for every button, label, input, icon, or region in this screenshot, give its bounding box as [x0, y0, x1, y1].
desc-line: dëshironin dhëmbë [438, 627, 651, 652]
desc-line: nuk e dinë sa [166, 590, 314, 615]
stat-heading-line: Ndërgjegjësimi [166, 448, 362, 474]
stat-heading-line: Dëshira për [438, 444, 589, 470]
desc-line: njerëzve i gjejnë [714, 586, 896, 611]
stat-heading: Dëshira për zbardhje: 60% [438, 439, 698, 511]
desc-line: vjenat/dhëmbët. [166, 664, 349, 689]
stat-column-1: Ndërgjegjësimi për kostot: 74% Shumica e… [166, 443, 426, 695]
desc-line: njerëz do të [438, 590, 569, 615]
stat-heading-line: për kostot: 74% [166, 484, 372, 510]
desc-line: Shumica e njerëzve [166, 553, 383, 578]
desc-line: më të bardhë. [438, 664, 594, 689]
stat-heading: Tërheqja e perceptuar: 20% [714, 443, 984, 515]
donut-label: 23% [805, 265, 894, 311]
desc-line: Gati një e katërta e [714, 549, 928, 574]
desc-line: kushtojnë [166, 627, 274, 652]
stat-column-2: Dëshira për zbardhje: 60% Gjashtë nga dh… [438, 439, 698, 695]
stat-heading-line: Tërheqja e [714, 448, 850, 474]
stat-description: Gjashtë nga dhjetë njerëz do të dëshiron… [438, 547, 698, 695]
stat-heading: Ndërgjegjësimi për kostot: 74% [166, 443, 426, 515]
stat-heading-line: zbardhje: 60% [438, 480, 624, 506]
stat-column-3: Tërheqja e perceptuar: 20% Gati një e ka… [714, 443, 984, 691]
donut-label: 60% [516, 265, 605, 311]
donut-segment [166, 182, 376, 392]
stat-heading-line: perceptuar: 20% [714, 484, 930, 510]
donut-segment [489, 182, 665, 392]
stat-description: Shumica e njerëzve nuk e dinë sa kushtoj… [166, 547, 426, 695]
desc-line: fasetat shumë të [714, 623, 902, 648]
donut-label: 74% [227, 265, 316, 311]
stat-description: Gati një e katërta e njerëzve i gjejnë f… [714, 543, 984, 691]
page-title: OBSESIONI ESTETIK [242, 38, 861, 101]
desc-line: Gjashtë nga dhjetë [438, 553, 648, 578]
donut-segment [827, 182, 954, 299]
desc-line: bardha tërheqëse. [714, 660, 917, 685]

..............................

### Exercise
Please update the lines above so that every "donut-segment" becomes "donut-slice", leaving everything else unchanged.

### Answer to the exercise
for every button, label, input, icon, or region in this screenshot, give its bounding box as [x0, y0, x1, y1].
desc-line: dëshironin dhëmbë [438, 627, 651, 652]
desc-line: nuk e dinë sa [166, 590, 314, 615]
stat-heading-line: Ndërgjegjësimi [166, 448, 362, 474]
stat-heading-line: Dëshira për [438, 444, 589, 470]
desc-line: njerëzve i gjejnë [714, 586, 896, 611]
stat-heading: Dëshira për zbardhje: 60% [438, 439, 698, 511]
desc-line: vjenat/dhëmbët. [166, 664, 349, 689]
stat-column-1: Ndërgjegjësimi për kostot: 74% Shumica e… [166, 443, 426, 695]
desc-line: njerëz do të [438, 590, 569, 615]
stat-heading-line: për kostot: 74% [166, 484, 372, 510]
desc-line: Shumica e njerëzve [166, 553, 383, 578]
desc-line: më të bardhë. [438, 664, 594, 689]
stat-heading: Tërheqja e perceptuar: 20% [714, 443, 984, 515]
donut-label: 23% [805, 265, 894, 311]
desc-line: Gati një e katërta e [714, 549, 928, 574]
desc-line: kushtojnë [166, 627, 274, 652]
stat-column-2: Dëshira për zbardhje: 60% Gjashtë nga dh… [438, 439, 698, 695]
stat-heading-line: Tërheqja e [714, 448, 850, 474]
stat-description: Gjashtë nga dhjetë njerëz do të dëshiron… [438, 547, 698, 695]
stat-heading: Ndërgjegjësimi për kostot: 74% [166, 443, 426, 515]
stat-heading-line: zbardhje: 60% [438, 480, 624, 506]
stat-column-3: Tërheqja e perceptuar: 20% Gati një e ka… [714, 443, 984, 691]
donut-label: 60% [516, 265, 605, 311]
donut-slice [166, 182, 376, 392]
stat-heading-line: perceptuar: 20% [714, 484, 930, 510]
donut-slice [489, 182, 665, 392]
stat-description: Shumica e njerëzve nuk e dinë sa kushtoj… [166, 547, 426, 695]
desc-line: fasetat shumë të [714, 623, 902, 648]
donut-label: 74% [227, 265, 316, 311]
stat-description: Gati një e katërta e njerëzve i gjejnë f… [714, 543, 984, 691]
page-title: OBSESIONI ESTETIK [242, 38, 861, 101]
desc-line: Gjashtë nga dhjetë [438, 553, 648, 578]
donut-slice [827, 182, 954, 299]
desc-line: bardha tërheqëse. [714, 660, 917, 685]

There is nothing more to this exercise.